■ Task goal ■
Check every line below for the string "screenshot", and copy the lines that contain it.
::: Data to use
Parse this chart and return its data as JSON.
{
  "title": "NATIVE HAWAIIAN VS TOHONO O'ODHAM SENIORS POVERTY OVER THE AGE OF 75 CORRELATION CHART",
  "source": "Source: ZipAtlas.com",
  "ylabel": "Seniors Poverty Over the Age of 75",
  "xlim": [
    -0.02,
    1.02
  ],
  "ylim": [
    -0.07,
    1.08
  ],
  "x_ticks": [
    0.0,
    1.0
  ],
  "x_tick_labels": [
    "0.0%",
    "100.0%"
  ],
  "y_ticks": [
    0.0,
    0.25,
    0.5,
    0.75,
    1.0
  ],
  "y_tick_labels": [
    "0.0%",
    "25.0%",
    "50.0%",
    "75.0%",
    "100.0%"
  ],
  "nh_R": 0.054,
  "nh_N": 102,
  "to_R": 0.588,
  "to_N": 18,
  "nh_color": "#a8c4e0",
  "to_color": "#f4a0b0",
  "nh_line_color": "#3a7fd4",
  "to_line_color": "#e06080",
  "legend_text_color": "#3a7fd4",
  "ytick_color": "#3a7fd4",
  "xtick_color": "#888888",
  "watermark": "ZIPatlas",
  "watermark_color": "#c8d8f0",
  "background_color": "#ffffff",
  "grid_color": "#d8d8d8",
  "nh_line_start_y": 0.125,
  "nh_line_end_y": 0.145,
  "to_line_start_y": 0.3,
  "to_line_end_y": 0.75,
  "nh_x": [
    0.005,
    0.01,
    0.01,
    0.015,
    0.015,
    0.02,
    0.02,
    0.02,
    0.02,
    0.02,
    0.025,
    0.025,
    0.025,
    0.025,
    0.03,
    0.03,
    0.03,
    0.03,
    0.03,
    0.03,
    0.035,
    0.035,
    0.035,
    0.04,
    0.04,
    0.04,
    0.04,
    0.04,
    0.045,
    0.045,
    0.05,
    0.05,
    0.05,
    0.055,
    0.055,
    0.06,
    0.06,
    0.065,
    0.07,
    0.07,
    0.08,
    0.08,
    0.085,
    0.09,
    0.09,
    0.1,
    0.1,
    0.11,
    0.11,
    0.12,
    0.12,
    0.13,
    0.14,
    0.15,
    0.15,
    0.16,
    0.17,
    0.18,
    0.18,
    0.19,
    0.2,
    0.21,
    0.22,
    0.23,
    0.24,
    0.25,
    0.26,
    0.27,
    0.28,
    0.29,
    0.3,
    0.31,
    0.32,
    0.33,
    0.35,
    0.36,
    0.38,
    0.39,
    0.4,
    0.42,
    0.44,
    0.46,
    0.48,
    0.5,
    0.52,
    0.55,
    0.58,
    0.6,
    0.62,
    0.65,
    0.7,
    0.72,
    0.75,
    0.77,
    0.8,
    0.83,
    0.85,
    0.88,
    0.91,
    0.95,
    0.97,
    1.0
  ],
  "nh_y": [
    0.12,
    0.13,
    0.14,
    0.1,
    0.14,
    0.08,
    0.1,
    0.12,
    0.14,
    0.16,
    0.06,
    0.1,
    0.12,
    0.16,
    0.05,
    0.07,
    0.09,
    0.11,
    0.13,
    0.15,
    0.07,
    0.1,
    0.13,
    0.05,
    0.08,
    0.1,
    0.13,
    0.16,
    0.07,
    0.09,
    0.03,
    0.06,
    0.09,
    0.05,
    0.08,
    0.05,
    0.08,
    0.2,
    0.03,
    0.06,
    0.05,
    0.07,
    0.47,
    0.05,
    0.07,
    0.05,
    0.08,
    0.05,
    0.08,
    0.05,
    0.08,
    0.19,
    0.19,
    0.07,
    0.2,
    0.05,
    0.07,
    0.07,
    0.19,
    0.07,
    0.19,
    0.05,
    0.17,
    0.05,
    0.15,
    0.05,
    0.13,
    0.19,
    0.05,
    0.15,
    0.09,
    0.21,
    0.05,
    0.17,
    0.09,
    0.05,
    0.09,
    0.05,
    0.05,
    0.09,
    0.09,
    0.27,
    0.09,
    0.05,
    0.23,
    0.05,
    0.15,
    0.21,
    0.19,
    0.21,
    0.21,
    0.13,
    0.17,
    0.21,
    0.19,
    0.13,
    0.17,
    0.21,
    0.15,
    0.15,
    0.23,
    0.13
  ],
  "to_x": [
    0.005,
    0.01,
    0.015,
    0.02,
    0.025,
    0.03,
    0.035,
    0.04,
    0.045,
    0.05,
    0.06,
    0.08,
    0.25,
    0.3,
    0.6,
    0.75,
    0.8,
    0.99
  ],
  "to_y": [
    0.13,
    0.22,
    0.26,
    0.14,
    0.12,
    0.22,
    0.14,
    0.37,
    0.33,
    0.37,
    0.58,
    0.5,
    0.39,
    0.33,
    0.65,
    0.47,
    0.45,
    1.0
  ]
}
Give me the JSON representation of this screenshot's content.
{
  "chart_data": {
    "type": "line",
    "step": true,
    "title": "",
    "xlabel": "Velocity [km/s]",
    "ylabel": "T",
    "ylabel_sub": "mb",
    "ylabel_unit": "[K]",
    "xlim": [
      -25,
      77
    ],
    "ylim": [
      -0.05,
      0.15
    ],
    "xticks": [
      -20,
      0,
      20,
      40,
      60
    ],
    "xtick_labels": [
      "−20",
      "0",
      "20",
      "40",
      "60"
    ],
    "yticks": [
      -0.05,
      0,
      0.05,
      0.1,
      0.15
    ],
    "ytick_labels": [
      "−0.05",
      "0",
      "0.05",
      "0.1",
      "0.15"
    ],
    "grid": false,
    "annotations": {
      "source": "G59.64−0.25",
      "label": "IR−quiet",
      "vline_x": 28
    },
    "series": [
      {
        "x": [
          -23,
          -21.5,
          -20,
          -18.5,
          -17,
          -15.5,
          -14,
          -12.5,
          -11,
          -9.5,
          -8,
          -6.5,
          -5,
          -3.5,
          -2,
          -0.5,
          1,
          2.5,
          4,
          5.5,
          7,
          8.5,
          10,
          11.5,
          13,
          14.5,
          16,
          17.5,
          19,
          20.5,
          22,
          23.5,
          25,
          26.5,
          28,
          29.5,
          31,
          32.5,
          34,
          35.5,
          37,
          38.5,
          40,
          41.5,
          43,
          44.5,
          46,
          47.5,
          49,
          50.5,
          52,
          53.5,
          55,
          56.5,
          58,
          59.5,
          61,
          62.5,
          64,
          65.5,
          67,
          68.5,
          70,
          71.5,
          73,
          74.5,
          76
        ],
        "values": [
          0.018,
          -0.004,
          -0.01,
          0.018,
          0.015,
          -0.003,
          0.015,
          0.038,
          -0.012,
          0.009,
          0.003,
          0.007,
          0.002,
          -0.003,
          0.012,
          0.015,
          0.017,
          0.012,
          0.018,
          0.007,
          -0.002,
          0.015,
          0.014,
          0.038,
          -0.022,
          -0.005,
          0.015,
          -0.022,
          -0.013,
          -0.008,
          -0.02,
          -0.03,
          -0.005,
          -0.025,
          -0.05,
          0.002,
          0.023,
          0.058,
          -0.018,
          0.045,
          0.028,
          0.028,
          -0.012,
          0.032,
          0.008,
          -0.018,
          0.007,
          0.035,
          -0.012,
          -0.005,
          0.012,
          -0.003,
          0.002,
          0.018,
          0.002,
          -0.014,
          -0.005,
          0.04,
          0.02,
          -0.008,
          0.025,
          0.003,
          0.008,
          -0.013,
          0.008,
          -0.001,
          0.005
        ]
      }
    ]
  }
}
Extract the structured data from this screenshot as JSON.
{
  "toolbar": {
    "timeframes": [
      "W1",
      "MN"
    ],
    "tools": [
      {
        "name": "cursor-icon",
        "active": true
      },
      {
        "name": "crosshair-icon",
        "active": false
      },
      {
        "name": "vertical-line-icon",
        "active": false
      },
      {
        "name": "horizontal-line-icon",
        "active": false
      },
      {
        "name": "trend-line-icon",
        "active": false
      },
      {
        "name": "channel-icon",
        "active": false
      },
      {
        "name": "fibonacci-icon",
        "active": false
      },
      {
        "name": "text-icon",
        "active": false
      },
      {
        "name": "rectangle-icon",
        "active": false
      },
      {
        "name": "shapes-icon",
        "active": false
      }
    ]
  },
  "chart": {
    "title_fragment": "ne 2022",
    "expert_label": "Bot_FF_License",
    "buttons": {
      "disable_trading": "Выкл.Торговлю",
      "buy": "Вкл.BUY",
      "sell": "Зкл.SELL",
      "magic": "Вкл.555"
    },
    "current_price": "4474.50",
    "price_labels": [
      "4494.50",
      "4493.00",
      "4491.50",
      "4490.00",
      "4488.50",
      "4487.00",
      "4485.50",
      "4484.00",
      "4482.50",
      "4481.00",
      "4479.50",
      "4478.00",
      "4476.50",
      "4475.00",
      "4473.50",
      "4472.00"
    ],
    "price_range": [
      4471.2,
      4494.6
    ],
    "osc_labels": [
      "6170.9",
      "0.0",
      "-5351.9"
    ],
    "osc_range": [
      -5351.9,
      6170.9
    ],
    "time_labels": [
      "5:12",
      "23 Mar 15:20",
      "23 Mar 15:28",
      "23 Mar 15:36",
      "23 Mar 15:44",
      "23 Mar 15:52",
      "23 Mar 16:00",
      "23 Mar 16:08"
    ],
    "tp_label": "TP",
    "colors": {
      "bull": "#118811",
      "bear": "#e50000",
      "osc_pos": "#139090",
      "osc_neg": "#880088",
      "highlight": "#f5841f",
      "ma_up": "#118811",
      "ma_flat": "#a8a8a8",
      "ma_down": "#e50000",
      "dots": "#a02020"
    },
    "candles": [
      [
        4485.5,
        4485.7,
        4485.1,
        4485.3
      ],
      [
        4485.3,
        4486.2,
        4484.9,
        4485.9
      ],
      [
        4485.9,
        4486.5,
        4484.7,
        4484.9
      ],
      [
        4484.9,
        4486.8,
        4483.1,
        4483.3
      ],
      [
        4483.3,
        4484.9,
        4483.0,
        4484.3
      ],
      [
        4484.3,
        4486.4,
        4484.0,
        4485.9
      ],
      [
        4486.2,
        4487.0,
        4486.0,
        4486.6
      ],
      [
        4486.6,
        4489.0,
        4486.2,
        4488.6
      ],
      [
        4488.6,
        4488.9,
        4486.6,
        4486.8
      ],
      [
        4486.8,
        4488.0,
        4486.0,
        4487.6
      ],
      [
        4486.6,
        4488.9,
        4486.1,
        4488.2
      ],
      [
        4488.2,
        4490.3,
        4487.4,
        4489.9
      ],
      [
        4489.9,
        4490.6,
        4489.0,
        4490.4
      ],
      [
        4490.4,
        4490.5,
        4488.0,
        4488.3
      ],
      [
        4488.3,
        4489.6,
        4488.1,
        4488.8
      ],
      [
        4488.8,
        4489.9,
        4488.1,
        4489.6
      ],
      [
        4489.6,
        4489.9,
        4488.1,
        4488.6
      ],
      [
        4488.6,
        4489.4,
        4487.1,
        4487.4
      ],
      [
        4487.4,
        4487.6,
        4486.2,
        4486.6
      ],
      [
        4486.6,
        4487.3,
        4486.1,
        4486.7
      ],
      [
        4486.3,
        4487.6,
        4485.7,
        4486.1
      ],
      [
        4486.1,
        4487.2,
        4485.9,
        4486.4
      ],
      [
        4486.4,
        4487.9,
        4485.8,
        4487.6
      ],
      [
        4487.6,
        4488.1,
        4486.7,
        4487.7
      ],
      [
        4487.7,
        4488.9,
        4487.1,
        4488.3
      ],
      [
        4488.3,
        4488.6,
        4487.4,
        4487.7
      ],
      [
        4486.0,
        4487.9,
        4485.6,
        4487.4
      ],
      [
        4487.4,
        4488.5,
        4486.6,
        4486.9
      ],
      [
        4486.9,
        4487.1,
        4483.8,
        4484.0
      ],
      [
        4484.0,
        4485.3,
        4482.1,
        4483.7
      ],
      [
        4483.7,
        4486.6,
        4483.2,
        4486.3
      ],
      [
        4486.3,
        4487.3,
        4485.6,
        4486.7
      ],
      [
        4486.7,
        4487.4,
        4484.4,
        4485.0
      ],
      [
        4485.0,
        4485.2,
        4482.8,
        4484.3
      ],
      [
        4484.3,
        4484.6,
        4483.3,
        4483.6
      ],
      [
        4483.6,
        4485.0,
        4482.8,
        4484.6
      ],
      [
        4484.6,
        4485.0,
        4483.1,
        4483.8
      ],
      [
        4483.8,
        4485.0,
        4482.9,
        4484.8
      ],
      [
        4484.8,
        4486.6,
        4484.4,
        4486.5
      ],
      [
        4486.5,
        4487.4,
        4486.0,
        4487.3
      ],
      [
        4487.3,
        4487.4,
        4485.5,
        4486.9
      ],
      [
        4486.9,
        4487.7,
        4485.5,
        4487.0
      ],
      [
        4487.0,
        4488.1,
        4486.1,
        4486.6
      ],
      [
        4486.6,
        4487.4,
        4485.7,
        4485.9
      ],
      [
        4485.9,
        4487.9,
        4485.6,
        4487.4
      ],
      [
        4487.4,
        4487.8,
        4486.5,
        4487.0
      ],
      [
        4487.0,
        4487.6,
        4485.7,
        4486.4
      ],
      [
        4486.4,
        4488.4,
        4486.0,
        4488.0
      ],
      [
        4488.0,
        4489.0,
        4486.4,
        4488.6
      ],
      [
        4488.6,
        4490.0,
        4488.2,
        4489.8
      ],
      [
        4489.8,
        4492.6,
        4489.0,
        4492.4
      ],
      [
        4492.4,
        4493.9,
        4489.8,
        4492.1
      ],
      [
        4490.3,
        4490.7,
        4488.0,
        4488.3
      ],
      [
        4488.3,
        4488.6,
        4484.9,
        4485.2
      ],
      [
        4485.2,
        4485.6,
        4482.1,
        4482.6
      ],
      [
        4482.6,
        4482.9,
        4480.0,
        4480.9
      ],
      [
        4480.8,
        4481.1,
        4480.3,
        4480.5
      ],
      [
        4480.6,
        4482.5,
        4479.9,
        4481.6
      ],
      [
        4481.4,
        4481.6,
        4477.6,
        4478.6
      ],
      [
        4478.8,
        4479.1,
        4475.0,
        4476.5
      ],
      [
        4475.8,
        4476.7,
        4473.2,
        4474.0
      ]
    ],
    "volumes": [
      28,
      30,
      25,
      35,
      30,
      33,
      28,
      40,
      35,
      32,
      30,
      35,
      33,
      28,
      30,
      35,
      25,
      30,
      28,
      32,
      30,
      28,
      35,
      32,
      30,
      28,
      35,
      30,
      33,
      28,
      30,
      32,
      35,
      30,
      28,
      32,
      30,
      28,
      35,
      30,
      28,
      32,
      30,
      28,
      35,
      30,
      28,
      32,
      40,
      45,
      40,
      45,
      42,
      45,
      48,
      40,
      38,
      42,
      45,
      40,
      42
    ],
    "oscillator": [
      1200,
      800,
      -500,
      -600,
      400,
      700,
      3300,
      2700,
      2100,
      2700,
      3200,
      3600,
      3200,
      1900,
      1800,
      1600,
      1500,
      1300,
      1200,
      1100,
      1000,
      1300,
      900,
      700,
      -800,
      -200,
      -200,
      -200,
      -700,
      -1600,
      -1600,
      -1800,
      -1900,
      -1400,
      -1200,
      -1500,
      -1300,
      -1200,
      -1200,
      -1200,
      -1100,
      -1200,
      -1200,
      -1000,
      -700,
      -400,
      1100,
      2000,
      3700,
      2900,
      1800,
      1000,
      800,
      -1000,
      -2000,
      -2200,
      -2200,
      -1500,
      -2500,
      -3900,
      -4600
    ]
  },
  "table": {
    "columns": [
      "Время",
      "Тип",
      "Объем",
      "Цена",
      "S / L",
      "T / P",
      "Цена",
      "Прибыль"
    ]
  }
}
::::::
■ Exercise output ■
Give me the JSON representation of this screenshot's content.
Extract the structured data from this screenshot as JSON.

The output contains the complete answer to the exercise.